**TO DO**
Your task is to gather the lines below that hold the string "JSON".

**ENTRIES SHOWN**

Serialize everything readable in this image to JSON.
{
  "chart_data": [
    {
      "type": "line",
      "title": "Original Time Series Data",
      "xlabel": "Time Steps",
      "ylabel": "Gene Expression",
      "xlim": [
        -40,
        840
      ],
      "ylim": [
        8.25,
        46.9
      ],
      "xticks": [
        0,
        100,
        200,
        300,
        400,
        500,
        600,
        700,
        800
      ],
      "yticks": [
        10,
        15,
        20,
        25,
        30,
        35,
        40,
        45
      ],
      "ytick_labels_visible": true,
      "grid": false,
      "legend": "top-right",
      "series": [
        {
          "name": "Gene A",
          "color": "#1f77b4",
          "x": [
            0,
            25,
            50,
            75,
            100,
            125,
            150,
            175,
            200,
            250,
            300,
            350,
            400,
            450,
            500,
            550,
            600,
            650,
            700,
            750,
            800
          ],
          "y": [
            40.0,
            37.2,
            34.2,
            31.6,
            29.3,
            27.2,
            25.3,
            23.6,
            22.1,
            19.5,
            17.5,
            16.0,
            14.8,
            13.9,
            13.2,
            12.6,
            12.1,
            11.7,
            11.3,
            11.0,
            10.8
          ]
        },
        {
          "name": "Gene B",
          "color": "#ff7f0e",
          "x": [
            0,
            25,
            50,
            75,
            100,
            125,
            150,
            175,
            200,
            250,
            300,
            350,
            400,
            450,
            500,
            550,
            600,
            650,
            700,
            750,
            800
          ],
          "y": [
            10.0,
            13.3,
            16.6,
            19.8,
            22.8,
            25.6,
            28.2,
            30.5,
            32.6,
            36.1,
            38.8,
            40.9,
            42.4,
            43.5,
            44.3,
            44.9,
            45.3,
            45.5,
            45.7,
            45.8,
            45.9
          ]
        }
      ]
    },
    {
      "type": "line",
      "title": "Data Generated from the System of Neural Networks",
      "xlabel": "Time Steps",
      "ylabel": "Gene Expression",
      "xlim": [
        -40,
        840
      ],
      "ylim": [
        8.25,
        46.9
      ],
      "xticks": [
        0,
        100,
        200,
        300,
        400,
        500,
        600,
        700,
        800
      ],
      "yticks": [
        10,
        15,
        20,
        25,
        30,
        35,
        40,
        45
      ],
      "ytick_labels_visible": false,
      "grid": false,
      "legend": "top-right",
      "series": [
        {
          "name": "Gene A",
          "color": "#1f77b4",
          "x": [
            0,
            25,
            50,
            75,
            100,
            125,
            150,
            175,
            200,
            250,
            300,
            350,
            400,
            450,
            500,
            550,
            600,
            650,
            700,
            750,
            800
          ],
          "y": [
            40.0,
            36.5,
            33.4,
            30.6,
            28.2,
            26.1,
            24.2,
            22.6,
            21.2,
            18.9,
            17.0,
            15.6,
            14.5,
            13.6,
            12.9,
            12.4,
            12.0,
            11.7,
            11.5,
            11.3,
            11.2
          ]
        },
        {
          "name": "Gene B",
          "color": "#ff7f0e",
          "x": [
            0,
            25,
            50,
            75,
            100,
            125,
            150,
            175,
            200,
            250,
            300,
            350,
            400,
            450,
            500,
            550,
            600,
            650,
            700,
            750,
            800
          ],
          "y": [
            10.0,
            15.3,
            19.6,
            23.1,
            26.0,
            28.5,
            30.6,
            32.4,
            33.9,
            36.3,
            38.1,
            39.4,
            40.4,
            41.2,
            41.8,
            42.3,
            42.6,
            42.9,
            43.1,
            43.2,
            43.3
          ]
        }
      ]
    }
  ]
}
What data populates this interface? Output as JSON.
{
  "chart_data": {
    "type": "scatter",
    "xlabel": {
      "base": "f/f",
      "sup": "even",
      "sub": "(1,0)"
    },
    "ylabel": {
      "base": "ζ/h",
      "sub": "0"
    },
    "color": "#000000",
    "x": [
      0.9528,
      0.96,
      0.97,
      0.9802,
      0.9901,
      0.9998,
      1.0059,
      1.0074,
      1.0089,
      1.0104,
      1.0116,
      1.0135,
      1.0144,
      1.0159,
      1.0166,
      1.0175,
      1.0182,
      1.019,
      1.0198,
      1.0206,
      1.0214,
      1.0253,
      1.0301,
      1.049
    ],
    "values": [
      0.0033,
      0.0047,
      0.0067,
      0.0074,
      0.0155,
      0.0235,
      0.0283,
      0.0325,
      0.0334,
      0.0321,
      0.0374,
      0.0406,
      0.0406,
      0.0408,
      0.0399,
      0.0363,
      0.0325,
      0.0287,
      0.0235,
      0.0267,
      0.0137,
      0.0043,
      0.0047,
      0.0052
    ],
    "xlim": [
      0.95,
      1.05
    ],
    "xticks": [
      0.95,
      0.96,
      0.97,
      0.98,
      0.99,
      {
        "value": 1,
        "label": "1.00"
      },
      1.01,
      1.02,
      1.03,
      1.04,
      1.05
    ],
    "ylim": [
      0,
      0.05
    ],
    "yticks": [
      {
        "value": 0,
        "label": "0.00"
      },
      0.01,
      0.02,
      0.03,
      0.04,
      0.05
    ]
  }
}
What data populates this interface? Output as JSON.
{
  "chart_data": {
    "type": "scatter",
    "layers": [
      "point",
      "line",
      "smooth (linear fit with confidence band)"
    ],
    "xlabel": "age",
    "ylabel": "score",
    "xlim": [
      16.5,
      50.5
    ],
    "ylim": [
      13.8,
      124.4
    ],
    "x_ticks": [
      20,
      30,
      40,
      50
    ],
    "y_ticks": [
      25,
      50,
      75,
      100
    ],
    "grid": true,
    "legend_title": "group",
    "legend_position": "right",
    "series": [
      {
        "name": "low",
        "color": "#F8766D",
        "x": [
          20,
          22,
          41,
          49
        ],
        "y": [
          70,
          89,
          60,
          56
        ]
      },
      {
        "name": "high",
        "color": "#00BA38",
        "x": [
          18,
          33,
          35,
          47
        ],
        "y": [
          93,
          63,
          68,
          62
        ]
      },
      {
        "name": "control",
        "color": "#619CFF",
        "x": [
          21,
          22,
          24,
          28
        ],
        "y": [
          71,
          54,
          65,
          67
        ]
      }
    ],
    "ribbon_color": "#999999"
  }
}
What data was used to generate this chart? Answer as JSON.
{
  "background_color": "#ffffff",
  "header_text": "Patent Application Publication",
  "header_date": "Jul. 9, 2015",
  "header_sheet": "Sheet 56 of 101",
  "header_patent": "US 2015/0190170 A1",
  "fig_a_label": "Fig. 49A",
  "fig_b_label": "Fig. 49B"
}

**FULL RESPONSE**
Serialize everything readable in this image to JSON.
What data populates this interface? Output as JSON.
What data populates this interface? Output as JSON.
What data was used to generate this chart? Answer as JSON.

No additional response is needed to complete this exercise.